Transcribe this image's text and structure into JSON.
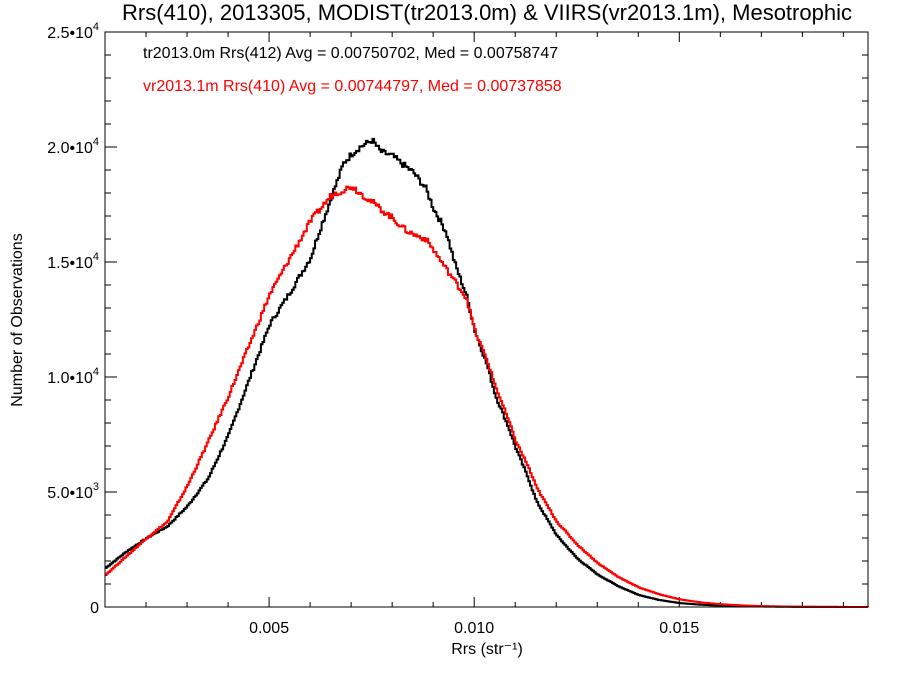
{
  "chart_data": {
    "type": "line",
    "step": true,
    "title": "Rrs(410), 2013305, MODIST(tr2013.0m) & VIIRS(vr2013.1m), Mesotrophic",
    "xlabel": "Rrs (str⁻¹)",
    "ylabel": "Number of Observations",
    "xlim": [
      0.001,
      0.0196
    ],
    "ylim": [
      0,
      25000
    ],
    "grid": false,
    "x_ticks": [
      {
        "value": 0.005,
        "label": "0.005"
      },
      {
        "value": 0.01,
        "label": "0.010"
      },
      {
        "value": 0.015,
        "label": "0.015"
      }
    ],
    "y_ticks": [
      {
        "value": 0,
        "mant": "0",
        "exp": ""
      },
      {
        "value": 5000,
        "mant": "5.0•10",
        "exp": "3"
      },
      {
        "value": 10000,
        "mant": "1.0•10",
        "exp": "4"
      },
      {
        "value": 15000,
        "mant": "1.5•10",
        "exp": "4"
      },
      {
        "value": 20000,
        "mant": "2.0•10",
        "exp": "4"
      },
      {
        "value": 25000,
        "mant": "2.5•10",
        "exp": "4"
      }
    ],
    "annotations": [
      {
        "text": "tr2013.0m Rrs(412) Avg = 0.00750702, Med = 0.00758747",
        "color": "#000000"
      },
      {
        "text": "vr2013.1m Rrs(410) Avg = 0.00744797, Med = 0.00737858",
        "color": "#ff0000"
      }
    ],
    "series": [
      {
        "color": "#000000",
        "x": [
          0.001,
          0.0015,
          0.002,
          0.0025,
          0.003,
          0.0035,
          0.004,
          0.0045,
          0.005,
          0.0055,
          0.006,
          0.0062,
          0.0065,
          0.0068,
          0.007,
          0.0072,
          0.0075,
          0.0077,
          0.008,
          0.0082,
          0.0085,
          0.0088,
          0.009,
          0.0093,
          0.0095,
          0.0098,
          0.01,
          0.0103,
          0.0105,
          0.0108,
          0.011,
          0.0113,
          0.0115,
          0.0118,
          0.012,
          0.0125,
          0.013,
          0.0135,
          0.014,
          0.0145,
          0.015,
          0.0155,
          0.016,
          0.0165,
          0.017,
          0.0175,
          0.018,
          0.0185,
          0.019,
          0.0196
        ],
        "y": [
          1700,
          2400,
          3000,
          3500,
          4400,
          5600,
          7500,
          9900,
          12300,
          13700,
          15200,
          16300,
          17800,
          19300,
          19700,
          20000,
          20300,
          19800,
          19600,
          19300,
          18900,
          18200,
          17300,
          16300,
          15000,
          13500,
          12000,
          10500,
          9200,
          7900,
          6900,
          5600,
          4600,
          3700,
          3100,
          2100,
          1400,
          900,
          520,
          300,
          170,
          100,
          60,
          35,
          20,
          10,
          6,
          4,
          2,
          0
        ]
      },
      {
        "color": "#ff0000",
        "x": [
          0.001,
          0.0015,
          0.002,
          0.0025,
          0.003,
          0.0035,
          0.004,
          0.0045,
          0.005,
          0.0055,
          0.006,
          0.0065,
          0.007,
          0.0072,
          0.0075,
          0.0077,
          0.008,
          0.0083,
          0.0085,
          0.0088,
          0.009,
          0.0093,
          0.0095,
          0.0098,
          0.01,
          0.0103,
          0.0105,
          0.0108,
          0.011,
          0.0113,
          0.0115,
          0.0118,
          0.012,
          0.0125,
          0.013,
          0.0135,
          0.014,
          0.0145,
          0.015,
          0.0155,
          0.016,
          0.0165,
          0.017,
          0.0175,
          0.018,
          0.0185,
          0.019,
          0.0196
        ],
        "y": [
          1400,
          2200,
          3000,
          3700,
          5300,
          7200,
          9200,
          11400,
          13600,
          15200,
          16800,
          17900,
          18300,
          18000,
          17600,
          17300,
          16900,
          16400,
          16200,
          16000,
          15500,
          14700,
          14200,
          13400,
          12000,
          10700,
          9600,
          8200,
          7200,
          6100,
          5200,
          4300,
          3700,
          2700,
          1900,
          1300,
          850,
          550,
          330,
          200,
          120,
          70,
          40,
          22,
          12,
          6,
          3,
          0
        ]
      }
    ]
  }
}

* * * * *

Problem details:
Locate the lines above that contain "mant" and copy them.

Exercise result:
        "mant": "0",
        "mant": "5.0•10",
        "mant": "1.0•10",
        "mant": "1.5•10",
        "mant": "2.0•10",
        "mant": "2.5•10",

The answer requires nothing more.